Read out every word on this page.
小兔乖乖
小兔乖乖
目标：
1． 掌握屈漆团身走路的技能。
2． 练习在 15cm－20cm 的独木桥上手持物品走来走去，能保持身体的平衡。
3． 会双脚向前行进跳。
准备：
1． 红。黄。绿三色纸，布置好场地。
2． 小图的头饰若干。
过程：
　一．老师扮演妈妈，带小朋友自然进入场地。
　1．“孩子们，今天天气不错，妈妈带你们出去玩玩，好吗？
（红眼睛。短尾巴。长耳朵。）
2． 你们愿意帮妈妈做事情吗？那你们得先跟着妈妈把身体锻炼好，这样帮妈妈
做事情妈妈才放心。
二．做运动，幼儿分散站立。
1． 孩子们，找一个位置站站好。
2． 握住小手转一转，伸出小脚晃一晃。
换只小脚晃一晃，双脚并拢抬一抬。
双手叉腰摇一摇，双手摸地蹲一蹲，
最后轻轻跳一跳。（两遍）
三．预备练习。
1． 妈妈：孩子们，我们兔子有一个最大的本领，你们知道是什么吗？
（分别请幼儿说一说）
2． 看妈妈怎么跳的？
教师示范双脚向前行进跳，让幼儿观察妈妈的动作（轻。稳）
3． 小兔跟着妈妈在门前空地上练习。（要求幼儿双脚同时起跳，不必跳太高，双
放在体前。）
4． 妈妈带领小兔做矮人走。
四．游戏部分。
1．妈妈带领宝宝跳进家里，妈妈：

···

### SHORT EXERCISE
Quote each line above in full, word for word.

### ANSWER TO THIS TASK
Read out every word on this page.
小兔乖乖
小兔乖乖
目标：
1． 掌握屈漆团身走路的技能。
2． 练习在 15cm－20cm 的独木桥上手持物品走来走去，能保持身体的平衡。
3． 会双脚向前行进跳。
准备：
1． 红。黄。绿三色纸，布置好场地。
2． 小图的头饰若干。
过程：
　一．老师扮演妈妈，带小朋友自然进入场地。
　1．“孩子们，今天天气不错，妈妈带你们出去玩玩，好吗？
（红眼睛。短尾巴。长耳朵。）
2． 你们愿意帮妈妈做事情吗？那你们得先跟着妈妈把身体锻炼好，这样帮妈妈
做事情妈妈才放心。
二．做运动，幼儿分散站立。
1． 孩子们，找一个位置站站好。
2． 握住小手转一转，伸出小脚晃一晃。
换只小脚晃一晃，双脚并拢抬一抬。
双手叉腰摇一摇，双手摸地蹲一蹲，
最后轻轻跳一跳。（两遍）
三．预备练习。
1． 妈妈：孩子们，我们兔子有一个最大的本领，你们知道是什么吗？
（分别请幼儿说一说）
2． 看妈妈怎么跳的？
教师示范双脚向前行进跳，让幼儿观察妈妈的动作（轻。稳）
3． 小兔跟着妈妈在门前空地上练习。（要求幼儿双脚同时起跳，不必跳太高，双
放在体前。）
4． 妈妈带领小兔做矮人走。
四．游戏部分。
1．妈妈带领宝宝跳进家里，妈妈：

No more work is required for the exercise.